Work to be completed:
Records follow. Select each line holding "powder".

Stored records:

◇ ◇ ◇ ◇ ◇ ◇ ◇

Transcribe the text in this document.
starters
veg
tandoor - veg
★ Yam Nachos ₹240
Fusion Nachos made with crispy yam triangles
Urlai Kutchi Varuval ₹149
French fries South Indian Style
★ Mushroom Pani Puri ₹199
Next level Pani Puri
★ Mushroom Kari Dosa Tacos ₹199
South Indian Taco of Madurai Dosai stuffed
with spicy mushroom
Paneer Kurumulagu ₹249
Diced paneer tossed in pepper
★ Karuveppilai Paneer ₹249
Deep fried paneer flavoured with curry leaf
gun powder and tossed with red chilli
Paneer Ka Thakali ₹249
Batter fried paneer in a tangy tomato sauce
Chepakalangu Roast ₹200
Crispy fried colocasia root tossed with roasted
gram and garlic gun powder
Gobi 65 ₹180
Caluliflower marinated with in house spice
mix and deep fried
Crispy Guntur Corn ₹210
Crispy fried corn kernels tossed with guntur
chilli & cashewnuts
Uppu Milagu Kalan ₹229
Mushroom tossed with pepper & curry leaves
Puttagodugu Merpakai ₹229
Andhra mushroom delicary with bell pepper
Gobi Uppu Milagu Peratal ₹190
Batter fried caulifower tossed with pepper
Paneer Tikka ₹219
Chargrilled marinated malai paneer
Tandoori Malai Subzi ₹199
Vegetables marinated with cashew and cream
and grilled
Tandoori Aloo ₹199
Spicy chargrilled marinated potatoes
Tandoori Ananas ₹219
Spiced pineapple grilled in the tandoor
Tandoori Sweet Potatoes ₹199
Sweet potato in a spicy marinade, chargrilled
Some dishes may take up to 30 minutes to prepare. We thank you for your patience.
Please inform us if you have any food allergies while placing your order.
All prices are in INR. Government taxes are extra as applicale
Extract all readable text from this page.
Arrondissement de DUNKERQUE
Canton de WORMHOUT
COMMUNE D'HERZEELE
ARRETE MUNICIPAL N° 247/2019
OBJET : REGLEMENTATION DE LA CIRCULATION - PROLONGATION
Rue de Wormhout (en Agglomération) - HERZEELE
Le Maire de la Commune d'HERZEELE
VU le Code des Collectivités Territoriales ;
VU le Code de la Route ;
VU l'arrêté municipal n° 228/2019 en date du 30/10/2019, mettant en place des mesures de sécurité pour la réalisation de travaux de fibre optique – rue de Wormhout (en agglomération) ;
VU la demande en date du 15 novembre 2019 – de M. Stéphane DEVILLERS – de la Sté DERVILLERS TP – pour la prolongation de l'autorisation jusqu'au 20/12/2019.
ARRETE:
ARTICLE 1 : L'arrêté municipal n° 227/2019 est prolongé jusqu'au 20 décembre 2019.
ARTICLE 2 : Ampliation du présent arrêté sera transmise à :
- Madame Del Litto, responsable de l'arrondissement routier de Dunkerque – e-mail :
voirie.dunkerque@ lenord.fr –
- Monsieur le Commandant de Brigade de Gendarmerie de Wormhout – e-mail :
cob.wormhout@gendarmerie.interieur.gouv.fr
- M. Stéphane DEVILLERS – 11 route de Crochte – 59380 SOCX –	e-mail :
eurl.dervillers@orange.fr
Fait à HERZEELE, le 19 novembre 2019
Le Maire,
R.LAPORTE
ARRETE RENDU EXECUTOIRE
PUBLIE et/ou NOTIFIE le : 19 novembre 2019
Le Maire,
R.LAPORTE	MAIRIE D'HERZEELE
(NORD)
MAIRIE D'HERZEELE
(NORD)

◇ ◇ ◇ ◇ ◇ ◇ ◇

Solved problem:
gun powder and tossed with red chilli
gram and garlic gun powder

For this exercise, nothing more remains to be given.